-- Start SUPPLIED RECORDS --
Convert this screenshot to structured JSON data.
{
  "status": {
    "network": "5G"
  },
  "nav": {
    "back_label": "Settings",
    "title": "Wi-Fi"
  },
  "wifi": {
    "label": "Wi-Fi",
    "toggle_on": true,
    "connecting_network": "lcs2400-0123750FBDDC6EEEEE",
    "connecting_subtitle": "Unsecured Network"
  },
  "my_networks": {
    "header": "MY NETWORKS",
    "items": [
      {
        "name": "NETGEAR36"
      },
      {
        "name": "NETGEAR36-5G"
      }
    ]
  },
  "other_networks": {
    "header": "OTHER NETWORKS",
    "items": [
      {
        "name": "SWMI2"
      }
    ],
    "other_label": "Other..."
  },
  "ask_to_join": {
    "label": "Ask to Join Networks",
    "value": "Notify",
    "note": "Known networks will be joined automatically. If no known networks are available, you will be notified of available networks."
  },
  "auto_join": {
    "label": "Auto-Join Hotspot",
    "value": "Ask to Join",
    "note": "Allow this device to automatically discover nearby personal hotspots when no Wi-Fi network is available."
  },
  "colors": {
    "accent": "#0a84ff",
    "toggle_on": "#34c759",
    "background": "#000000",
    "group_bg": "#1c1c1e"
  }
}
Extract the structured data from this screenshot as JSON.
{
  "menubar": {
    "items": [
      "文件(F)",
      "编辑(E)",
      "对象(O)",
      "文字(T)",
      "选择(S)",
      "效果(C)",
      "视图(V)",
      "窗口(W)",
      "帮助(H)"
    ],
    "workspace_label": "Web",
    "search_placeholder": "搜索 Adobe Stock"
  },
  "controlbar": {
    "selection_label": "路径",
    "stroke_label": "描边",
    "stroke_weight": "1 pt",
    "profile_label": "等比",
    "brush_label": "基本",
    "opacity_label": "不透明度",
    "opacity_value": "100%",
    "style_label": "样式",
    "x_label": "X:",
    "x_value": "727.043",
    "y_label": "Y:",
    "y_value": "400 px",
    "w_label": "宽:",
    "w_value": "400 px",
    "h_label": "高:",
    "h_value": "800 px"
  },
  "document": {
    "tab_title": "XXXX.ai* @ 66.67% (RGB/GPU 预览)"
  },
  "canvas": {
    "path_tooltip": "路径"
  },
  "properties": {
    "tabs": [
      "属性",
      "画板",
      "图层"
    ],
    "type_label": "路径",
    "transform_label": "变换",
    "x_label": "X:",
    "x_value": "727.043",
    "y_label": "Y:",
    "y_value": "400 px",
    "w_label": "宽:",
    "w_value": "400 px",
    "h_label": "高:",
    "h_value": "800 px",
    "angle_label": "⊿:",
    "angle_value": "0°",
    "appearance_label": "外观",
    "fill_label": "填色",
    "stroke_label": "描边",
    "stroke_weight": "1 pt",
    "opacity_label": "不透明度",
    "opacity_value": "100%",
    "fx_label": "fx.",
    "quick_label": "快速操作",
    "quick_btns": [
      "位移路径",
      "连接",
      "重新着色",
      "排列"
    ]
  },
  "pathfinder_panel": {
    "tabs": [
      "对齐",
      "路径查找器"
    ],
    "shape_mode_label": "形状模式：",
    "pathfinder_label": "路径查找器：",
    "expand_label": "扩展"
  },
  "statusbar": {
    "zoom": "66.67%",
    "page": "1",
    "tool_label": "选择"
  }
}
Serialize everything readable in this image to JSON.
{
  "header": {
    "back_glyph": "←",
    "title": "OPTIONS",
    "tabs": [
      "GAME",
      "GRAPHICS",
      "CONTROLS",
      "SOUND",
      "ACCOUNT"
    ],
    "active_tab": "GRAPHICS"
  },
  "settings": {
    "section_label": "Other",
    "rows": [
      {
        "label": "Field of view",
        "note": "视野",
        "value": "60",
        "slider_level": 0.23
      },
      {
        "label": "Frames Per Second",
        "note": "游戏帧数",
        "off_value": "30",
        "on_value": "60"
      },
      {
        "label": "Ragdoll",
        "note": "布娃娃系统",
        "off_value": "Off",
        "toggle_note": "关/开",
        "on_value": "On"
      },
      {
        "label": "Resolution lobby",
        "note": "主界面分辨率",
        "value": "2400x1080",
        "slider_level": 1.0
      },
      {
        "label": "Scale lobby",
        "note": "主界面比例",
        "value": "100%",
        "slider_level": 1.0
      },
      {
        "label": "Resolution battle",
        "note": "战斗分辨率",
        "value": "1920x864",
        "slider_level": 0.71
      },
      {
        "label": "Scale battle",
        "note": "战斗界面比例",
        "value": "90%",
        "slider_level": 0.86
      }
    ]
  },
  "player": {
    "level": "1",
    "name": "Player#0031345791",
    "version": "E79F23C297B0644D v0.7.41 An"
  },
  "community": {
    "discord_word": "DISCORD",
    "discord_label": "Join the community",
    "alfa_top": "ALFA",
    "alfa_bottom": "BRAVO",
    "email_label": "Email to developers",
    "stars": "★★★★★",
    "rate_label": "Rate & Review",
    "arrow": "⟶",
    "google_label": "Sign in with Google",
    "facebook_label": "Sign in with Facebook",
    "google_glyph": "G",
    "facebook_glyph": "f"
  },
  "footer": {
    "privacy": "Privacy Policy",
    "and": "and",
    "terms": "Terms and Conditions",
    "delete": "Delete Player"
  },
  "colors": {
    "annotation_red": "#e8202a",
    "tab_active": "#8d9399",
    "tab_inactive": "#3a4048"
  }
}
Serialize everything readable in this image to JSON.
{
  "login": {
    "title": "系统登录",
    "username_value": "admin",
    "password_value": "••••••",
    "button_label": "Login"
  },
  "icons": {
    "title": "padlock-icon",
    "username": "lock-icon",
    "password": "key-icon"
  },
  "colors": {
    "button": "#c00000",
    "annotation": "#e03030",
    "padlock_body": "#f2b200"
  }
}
-- End SUPPLIED RECORDS --
◆ WHAT YOU HAVE TO DO ◆
The answer should be a single number: the count of lines in the data that include the string "Sign".

◆ WRITTEN SOLUTION ◆
2